─── PROVIDED RECORDS ───

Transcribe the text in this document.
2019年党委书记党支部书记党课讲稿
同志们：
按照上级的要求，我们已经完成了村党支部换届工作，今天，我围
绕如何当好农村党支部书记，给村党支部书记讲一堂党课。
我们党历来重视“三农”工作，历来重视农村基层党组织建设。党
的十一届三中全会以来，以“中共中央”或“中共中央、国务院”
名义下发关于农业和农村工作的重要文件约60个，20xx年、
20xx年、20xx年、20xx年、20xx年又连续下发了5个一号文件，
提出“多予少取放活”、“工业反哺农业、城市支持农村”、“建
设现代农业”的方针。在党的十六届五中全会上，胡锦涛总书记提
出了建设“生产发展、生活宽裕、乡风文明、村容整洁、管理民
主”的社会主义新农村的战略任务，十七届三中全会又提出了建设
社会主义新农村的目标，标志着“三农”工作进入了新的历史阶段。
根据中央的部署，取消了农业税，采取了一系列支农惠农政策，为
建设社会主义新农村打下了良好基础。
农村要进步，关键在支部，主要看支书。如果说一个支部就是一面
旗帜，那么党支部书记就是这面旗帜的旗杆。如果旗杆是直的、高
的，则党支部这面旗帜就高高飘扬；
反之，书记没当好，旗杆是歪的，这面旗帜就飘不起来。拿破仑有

───

* TASK INSTRUCTIONS: Type out the entries again, word for word.

* RESULT OF THE EXERCISE:
Transcribe the text in this document.
2019年党委书记党支部书记党课讲稿
同志们：
按照上级的要求，我们已经完成了村党支部换届工作，今天，我围
绕如何当好农村党支部书记，给村党支部书记讲一堂党课。
我们党历来重视“三农”工作，历来重视农村基层党组织建设。党
的十一届三中全会以来，以“中共中央”或“中共中央、国务院”
名义下发关于农业和农村工作的重要文件约60个，20xx年、
20xx年、20xx年、20xx年、20xx年又连续下发了5个一号文件，
提出“多予少取放活”、“工业反哺农业、城市支持农村”、“建
设现代农业”的方针。在党的十六届五中全会上，胡锦涛总书记提
出了建设“生产发展、生活宽裕、乡风文明、村容整洁、管理民
主”的社会主义新农村的战略任务，十七届三中全会又提出了建设
社会主义新农村的目标，标志着“三农”工作进入了新的历史阶段。
根据中央的部署，取消了农业税，采取了一系列支农惠农政策，为
建设社会主义新农村打下了良好基础。
农村要进步，关键在支部，主要看支书。如果说一个支部就是一面
旗帜，那么党支部书记就是这面旗帜的旗杆。如果旗杆是直的、高
的，则党支部这面旗帜就高高飘扬；
反之，书记没当好，旗杆是歪的，这面旗帜就飘不起来。拿破仑有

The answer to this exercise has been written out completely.